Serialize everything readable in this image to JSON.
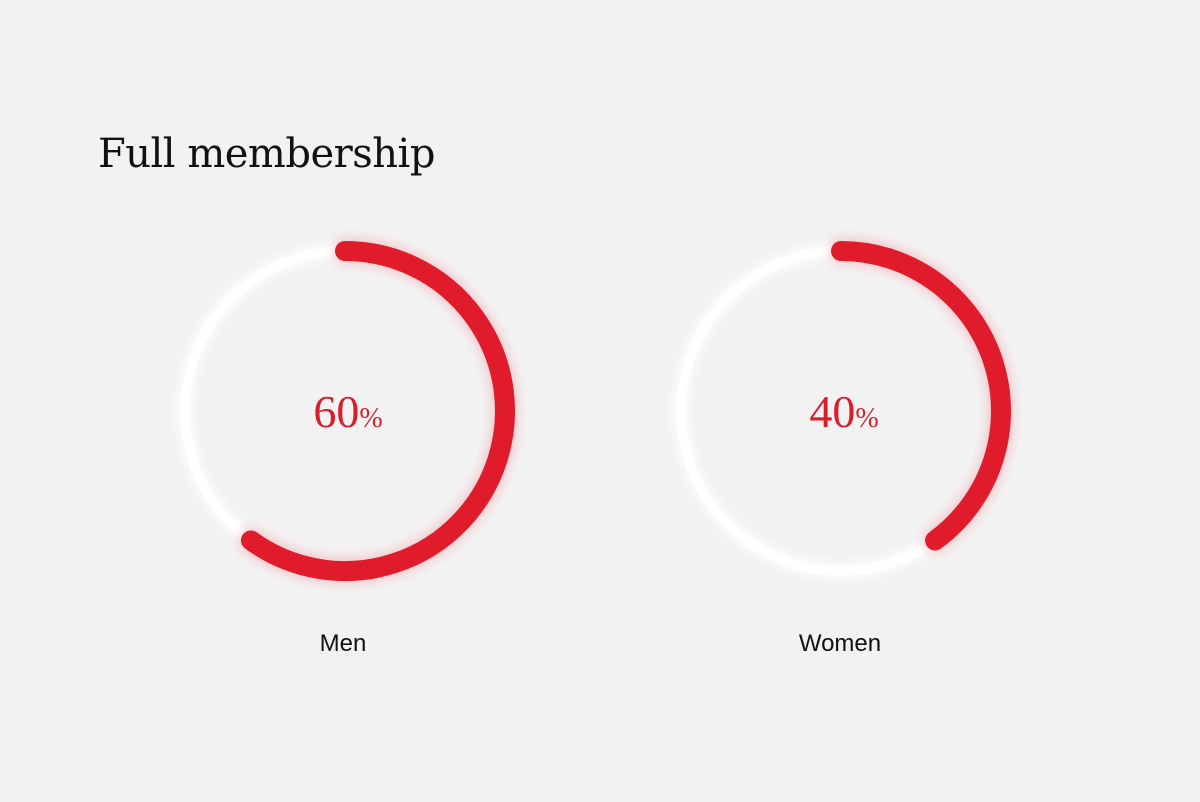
{
  "title": "Full membership",
  "colors": {
    "accent": "#e01b2b",
    "track": "#ffffff",
    "background": "#f3f2f2",
    "text": "#111111"
  },
  "chart_data": [
    {
      "type": "pie",
      "label": "Men",
      "value": 60,
      "display_number": "60",
      "unit": "%"
    },
    {
      "type": "pie",
      "label": "Women",
      "value": 40,
      "display_number": "40",
      "unit": "%"
    }
  ]
}
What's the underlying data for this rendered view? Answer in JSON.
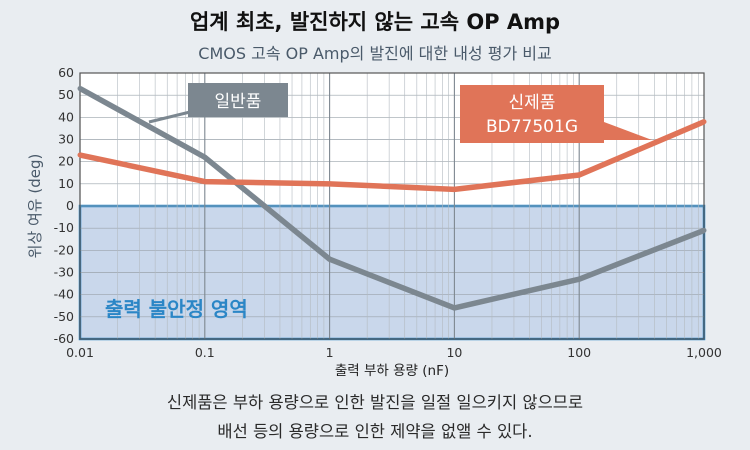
{
  "header": {
    "title": "업계 최초, 발진하지 않는 고속 OP Amp",
    "subtitle": "CMOS 고속 OP Amp의 발진에 대한 내성 평가 비교"
  },
  "footer": {
    "line1": "신제품은 부하 용량으로 인한 발진을 일절 일으키지 않으므로",
    "line2": "배선 등의 용량으로 인한 제약을 없앨 수 있다."
  },
  "chart_data": {
    "type": "line",
    "xscale": "log",
    "xlim": [
      0.01,
      1000
    ],
    "ylim": [
      -60,
      60
    ],
    "xlabel": "출력 부하 용량 (nF)",
    "ylabel": "위상 여유 (deg)",
    "x_ticks": [
      "0.01",
      "0.1",
      "1",
      "10",
      "100",
      "1,000"
    ],
    "y_ticks": [
      60,
      50,
      40,
      30,
      20,
      10,
      0,
      -10,
      -20,
      -30,
      -40,
      -50,
      -60
    ],
    "grid": true,
    "colors": {
      "plot_bg": "#ffffff",
      "unstable_fill": "#c9d7eb",
      "unstable_border": "#2b86c6",
      "general": "#7c8790",
      "new": "#e07458",
      "axis_text": "#333333"
    },
    "unstable_region": {
      "y_from": -60,
      "y_to": 0,
      "label": "출력 불안정 영역"
    },
    "series": [
      {
        "name": "일반품",
        "x": [
          0.01,
          0.1,
          1,
          10,
          100,
          1000
        ],
        "y": [
          53,
          22,
          -24,
          -46,
          -33,
          -11
        ]
      },
      {
        "name": "신제품\nBD77501G",
        "x": [
          0.01,
          0.1,
          1,
          10,
          100,
          1000
        ],
        "y": [
          23,
          11,
          10,
          7.5,
          14,
          38
        ]
      }
    ]
  }
}
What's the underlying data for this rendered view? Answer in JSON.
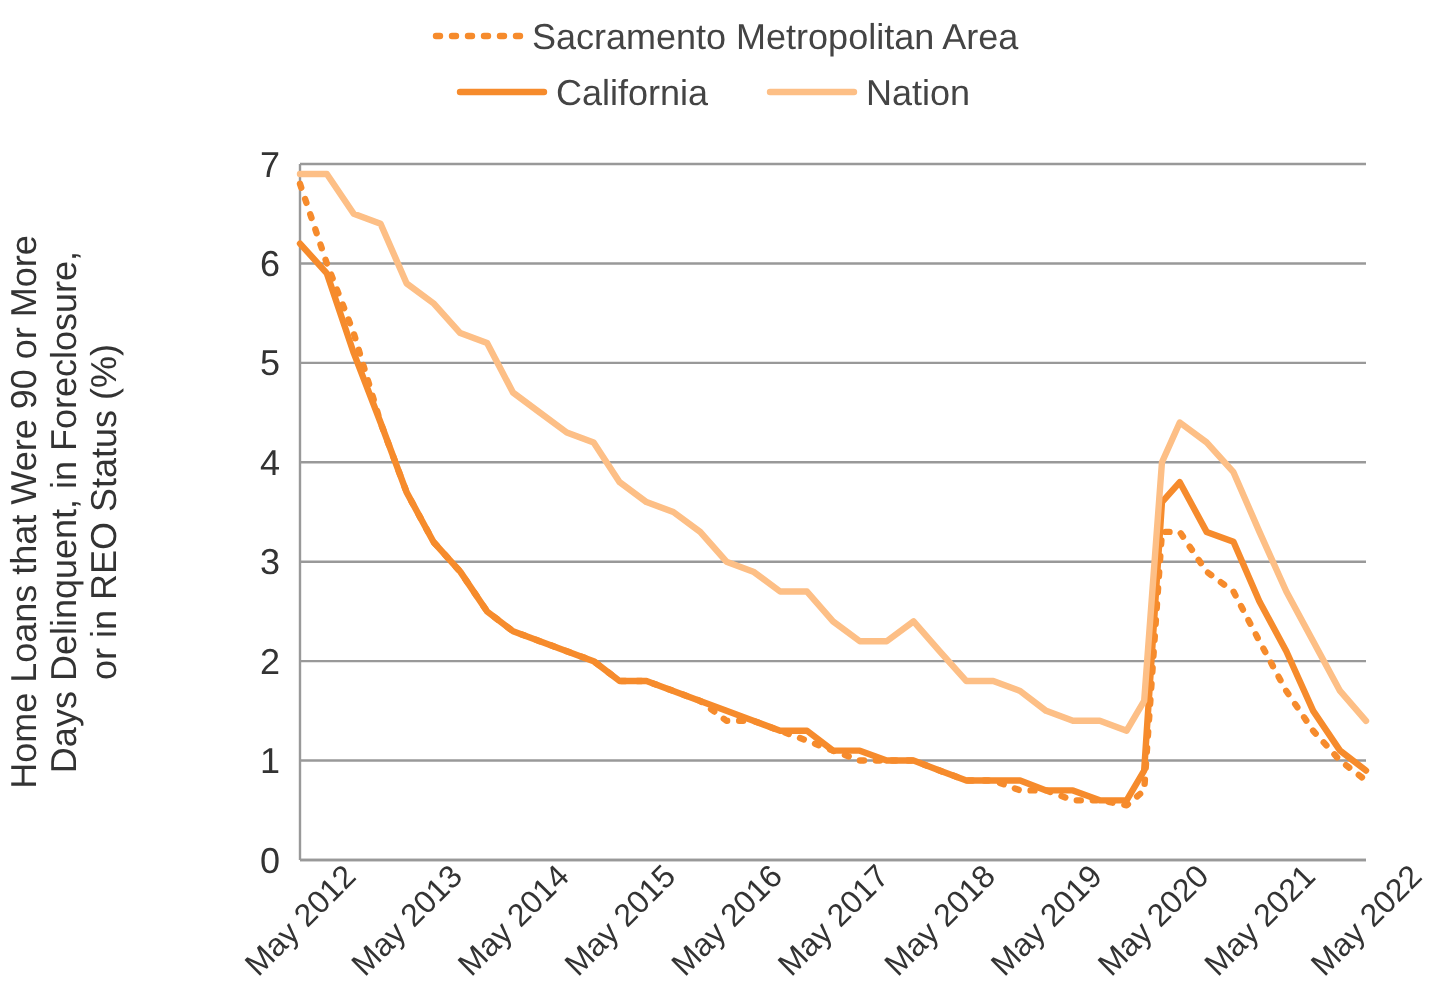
{
  "chart_data": {
    "type": "line",
    "ylabel": "Home Loans that Were 90 or More Days Delinquent, in Foreclosure, or in REO Status (%)",
    "x": [
      "2012-05",
      "2012-08",
      "2012-11",
      "2013-02",
      "2013-05",
      "2013-08",
      "2013-11",
      "2014-02",
      "2014-05",
      "2014-08",
      "2014-11",
      "2015-02",
      "2015-05",
      "2015-08",
      "2015-11",
      "2016-02",
      "2016-05",
      "2016-08",
      "2016-11",
      "2017-02",
      "2017-05",
      "2017-08",
      "2017-11",
      "2018-02",
      "2018-05",
      "2018-08",
      "2018-11",
      "2019-02",
      "2019-05",
      "2019-08",
      "2019-11",
      "2020-02",
      "2020-04",
      "2020-06",
      "2020-08",
      "2020-11",
      "2021-02",
      "2021-05",
      "2021-08",
      "2021-11",
      "2022-02",
      "2022-05"
    ],
    "series": [
      {
        "name": "Sacramento Metropolitan Area",
        "color": "#f68b2c",
        "line_style": "dotted",
        "values": [
          6.8,
          6.0,
          5.3,
          4.4,
          3.7,
          3.2,
          2.9,
          2.5,
          2.3,
          2.2,
          2.1,
          2.0,
          1.8,
          1.8,
          1.7,
          1.6,
          1.4,
          1.4,
          1.3,
          1.2,
          1.1,
          1.0,
          1.0,
          1.0,
          0.9,
          0.8,
          0.8,
          0.7,
          0.7,
          0.6,
          0.6,
          0.55,
          0.7,
          3.3,
          3.3,
          2.9,
          2.7,
          2.2,
          1.7,
          1.3,
          1.0,
          0.8
        ]
      },
      {
        "name": "California",
        "color": "#f68b2c",
        "line_style": "solid",
        "values": [
          6.2,
          5.9,
          5.1,
          4.4,
          3.7,
          3.2,
          2.9,
          2.5,
          2.3,
          2.2,
          2.1,
          2.0,
          1.8,
          1.8,
          1.7,
          1.6,
          1.5,
          1.4,
          1.3,
          1.3,
          1.1,
          1.1,
          1.0,
          1.0,
          0.9,
          0.8,
          0.8,
          0.8,
          0.7,
          0.7,
          0.6,
          0.6,
          0.9,
          3.6,
          3.8,
          3.3,
          3.2,
          2.6,
          2.1,
          1.5,
          1.1,
          0.9
        ]
      },
      {
        "name": "Nation",
        "color": "#fdbf86",
        "line_style": "solid",
        "values": [
          6.9,
          6.9,
          6.5,
          6.4,
          5.8,
          5.6,
          5.3,
          5.2,
          4.7,
          4.5,
          4.3,
          4.2,
          3.8,
          3.6,
          3.5,
          3.3,
          3.0,
          2.9,
          2.7,
          2.7,
          2.4,
          2.2,
          2.2,
          2.4,
          2.1,
          1.8,
          1.8,
          1.7,
          1.5,
          1.4,
          1.4,
          1.3,
          1.6,
          4.0,
          4.4,
          4.2,
          3.9,
          3.3,
          2.7,
          2.2,
          1.7,
          1.4
        ]
      }
    ],
    "xlim": [
      "2012-05",
      "2022-05"
    ],
    "xticks": [
      {
        "value": "2012-05",
        "label": "May 2012"
      },
      {
        "value": "2013-05",
        "label": "May 2013"
      },
      {
        "value": "2014-05",
        "label": "May 2014"
      },
      {
        "value": "2015-05",
        "label": "May 2015"
      },
      {
        "value": "2016-05",
        "label": "May 2016"
      },
      {
        "value": "2017-05",
        "label": "May 2017"
      },
      {
        "value": "2018-05",
        "label": "May 2018"
      },
      {
        "value": "2019-05",
        "label": "May 2019"
      },
      {
        "value": "2020-05",
        "label": "May 2020"
      },
      {
        "value": "2021-05",
        "label": "May 2021"
      },
      {
        "value": "2022-05",
        "label": "May 2022"
      }
    ],
    "ylim": [
      0,
      7
    ],
    "yticks": [
      0,
      1,
      2,
      3,
      4,
      5,
      6,
      7
    ],
    "grid": "y",
    "legend": "top",
    "marker": "none"
  }
}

### What you are asked to do
Report how many lines in the data include the word "name", and give nothing but the count.

### Worked answer
5